GIVEN REQUEST:
Please give the data below again in full, exactly as it stands.
* * * *
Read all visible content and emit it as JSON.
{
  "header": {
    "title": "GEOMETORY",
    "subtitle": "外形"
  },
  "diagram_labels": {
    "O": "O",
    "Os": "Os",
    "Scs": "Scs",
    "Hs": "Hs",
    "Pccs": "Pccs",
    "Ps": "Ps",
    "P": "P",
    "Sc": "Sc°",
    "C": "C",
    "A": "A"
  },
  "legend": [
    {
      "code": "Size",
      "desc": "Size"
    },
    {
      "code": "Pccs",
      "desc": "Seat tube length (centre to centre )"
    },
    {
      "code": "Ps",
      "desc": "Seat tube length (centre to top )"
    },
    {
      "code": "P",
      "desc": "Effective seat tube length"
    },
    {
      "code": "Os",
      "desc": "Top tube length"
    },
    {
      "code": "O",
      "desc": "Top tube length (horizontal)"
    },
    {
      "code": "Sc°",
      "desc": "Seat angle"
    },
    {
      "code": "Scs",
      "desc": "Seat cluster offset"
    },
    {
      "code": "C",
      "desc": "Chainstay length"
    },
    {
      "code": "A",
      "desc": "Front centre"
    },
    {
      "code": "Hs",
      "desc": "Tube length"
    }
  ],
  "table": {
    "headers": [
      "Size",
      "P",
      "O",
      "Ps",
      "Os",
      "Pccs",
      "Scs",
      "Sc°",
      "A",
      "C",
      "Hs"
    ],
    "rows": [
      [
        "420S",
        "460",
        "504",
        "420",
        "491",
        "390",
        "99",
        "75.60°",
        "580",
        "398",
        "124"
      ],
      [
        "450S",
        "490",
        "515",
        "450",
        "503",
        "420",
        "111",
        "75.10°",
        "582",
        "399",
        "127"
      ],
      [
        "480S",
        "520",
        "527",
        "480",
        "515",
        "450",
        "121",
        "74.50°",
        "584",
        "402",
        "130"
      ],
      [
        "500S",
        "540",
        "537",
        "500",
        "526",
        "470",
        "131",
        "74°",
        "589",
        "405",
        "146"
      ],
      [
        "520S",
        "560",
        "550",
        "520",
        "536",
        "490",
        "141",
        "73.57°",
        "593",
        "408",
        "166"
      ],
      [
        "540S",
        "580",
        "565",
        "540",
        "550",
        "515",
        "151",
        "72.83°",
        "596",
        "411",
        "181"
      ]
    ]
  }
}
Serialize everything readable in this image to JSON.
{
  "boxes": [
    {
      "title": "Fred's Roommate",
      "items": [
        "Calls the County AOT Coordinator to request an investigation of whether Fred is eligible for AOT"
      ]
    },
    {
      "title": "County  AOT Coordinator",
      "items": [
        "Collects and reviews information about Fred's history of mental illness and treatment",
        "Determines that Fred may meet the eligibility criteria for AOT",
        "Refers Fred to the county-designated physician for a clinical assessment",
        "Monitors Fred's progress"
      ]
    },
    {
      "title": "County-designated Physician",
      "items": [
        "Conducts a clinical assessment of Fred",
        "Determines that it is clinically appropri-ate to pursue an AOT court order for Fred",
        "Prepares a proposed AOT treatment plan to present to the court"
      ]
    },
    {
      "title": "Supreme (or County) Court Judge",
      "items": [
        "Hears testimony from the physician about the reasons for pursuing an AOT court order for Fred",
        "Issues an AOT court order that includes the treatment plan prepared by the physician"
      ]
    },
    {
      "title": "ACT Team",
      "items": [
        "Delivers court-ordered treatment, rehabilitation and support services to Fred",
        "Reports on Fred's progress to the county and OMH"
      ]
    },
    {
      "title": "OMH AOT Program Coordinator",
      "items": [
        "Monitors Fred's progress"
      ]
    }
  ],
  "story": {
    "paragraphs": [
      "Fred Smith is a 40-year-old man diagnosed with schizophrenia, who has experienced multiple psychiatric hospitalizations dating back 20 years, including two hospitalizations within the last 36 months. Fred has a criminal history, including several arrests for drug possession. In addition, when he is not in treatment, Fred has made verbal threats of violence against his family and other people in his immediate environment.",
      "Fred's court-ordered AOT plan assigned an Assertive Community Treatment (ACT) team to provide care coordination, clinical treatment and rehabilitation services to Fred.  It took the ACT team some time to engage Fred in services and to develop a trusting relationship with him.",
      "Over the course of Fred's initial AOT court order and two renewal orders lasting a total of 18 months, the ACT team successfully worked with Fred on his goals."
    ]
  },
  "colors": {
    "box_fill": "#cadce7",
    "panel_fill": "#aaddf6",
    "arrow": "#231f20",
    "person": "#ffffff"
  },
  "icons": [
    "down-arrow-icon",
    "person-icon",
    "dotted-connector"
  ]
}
* * * *
SOLVED PROBLEM:
Read all visible content and emit it as JSON.
{
  "header": {
    "title": "GEOMETORY",
    "subtitle": "外形"
  },
  "diagram_labels": {
    "O": "O",
    "Os": "Os",
    "Scs": "Scs",
    "Hs": "Hs",
    "Pccs": "Pccs",
    "Ps": "Ps",
    "P": "P",
    "Sc": "Sc°",
    "C": "C",
    "A": "A"
  },
  "legend": [
    {
      "code": "Size",
      "desc": "Size"
    },
    {
      "code": "Pccs",
      "desc": "Seat tube length (centre to centre )"
    },
    {
      "code": "Ps",
      "desc": "Seat tube length (centre to top )"
    },
    {
      "code": "P",
      "desc": "Effective seat tube length"
    },
    {
      "code": "Os",
      "desc": "Top tube length"
    },
    {
      "code": "O",
      "desc": "Top tube length (horizontal)"
    },
    {
      "code": "Sc°",
      "desc": "Seat angle"
    },
    {
      "code": "Scs",
      "desc": "Seat cluster offset"
    },
    {
      "code": "C",
      "desc": "Chainstay length"
    },
    {
      "code": "A",
      "desc": "Front centre"
    },
    {
      "code": "Hs",
      "desc": "Tube length"
    }
  ],
  "table": {
    "headers": [
      "Size",
      "P",
      "O",
      "Ps",
      "Os",
      "Pccs",
      "Scs",
      "Sc°",
      "A",
      "C",
      "Hs"
    ],
    "rows": [
      [
        "420S",
        "460",
        "504",
        "420",
        "491",
        "390",
        "99",
        "75.60°",
        "580",
        "398",
        "124"
      ],
      [
        "450S",
        "490",
        "515",
        "450",
        "503",
        "420",
        "111",
        "75.10°",
        "582",
        "399",
        "127"
      ],
      [
        "480S",
        "520",
        "527",
        "480",
        "515",
        "450",
        "121",
        "74.50°",
        "584",
        "402",
        "130"
      ],
      [
        "500S",
        "540",
        "537",
        "500",
        "526",
        "470",
        "131",
        "74°",
        "589",
        "405",
        "146"
      ],
      [
        "520S",
        "560",
        "550",
        "520",
        "536",
        "490",
        "141",
        "73.57°",
        "593",
        "408",
        "166"
      ],
      [
        "540S",
        "580",
        "565",
        "540",
        "550",
        "515",
        "151",
        "72.83°",
        "596",
        "411",
        "181"
      ]
    ]
  }
}
Serialize everything readable in this image to JSON.
{
  "boxes": [
    {
      "title": "Fred's Roommate",
      "items": [
        "Calls the County AOT Coordinator to request an investigation of whether Fred is eligible for AOT"
      ]
    },
    {
      "title": "County  AOT Coordinator",
      "items": [
        "Collects and reviews information about Fred's history of mental illness and treatment",
        "Determines that Fred may meet the eligibility criteria for AOT",
        "Refers Fred to the county-designated physician for a clinical assessment",
        "Monitors Fred's progress"
      ]
    },
    {
      "title": "County-designated Physician",
      "items": [
        "Conducts a clinical assessment of Fred",
        "Determines that it is clinically appropri-ate to pursue an AOT court order for Fred",
        "Prepares a proposed AOT treatment plan to present to the court"
      ]
    },
    {
      "title": "Supreme (or County) Court Judge",
      "items": [
        "Hears testimony from the physician about the reasons for pursuing an AOT court order for Fred",
        "Issues an AOT court order that includes the treatment plan prepared by the physician"
      ]
    },
    {
      "title": "ACT Team",
      "items": [
        "Delivers court-ordered treatment, rehabilitation and support services to Fred",
        "Reports on Fred's progress to the county and OMH"
      ]
    },
    {
      "title": "OMH AOT Program Coordinator",
      "items": [
        "Monitors Fred's progress"
      ]
    }
  ],
  "story": {
    "paragraphs": [
      "Fred Smith is a 40-year-old man diagnosed with schizophrenia, who has experienced multiple psychiatric hospitalizations dating back 20 years, including two hospitalizations within the last 36 months. Fred has a criminal history, including several arrests for drug possession. In addition, when he is not in treatment, Fred has made verbal threats of violence against his family and other people in his immediate environment.",
      "Fred's court-ordered AOT plan assigned an Assertive Community Treatment (ACT) team to provide care coordination, clinical treatment and rehabilitation services to Fred.  It took the ACT team some time to engage Fred in services and to develop a trusting relationship with him.",
      "Over the course of Fred's initial AOT court order and two renewal orders lasting a total of 18 months, the ACT team successfully worked with Fred on his goals."
    ]
  },
  "colors": {
    "box_fill": "#cadce7",
    "panel_fill": "#aaddf6",
    "arrow": "#231f20",
    "person": "#ffffff"
  },
  "icons": [
    "down-arrow-icon",
    "person-icon",
    "dotted-connector"
  ]
}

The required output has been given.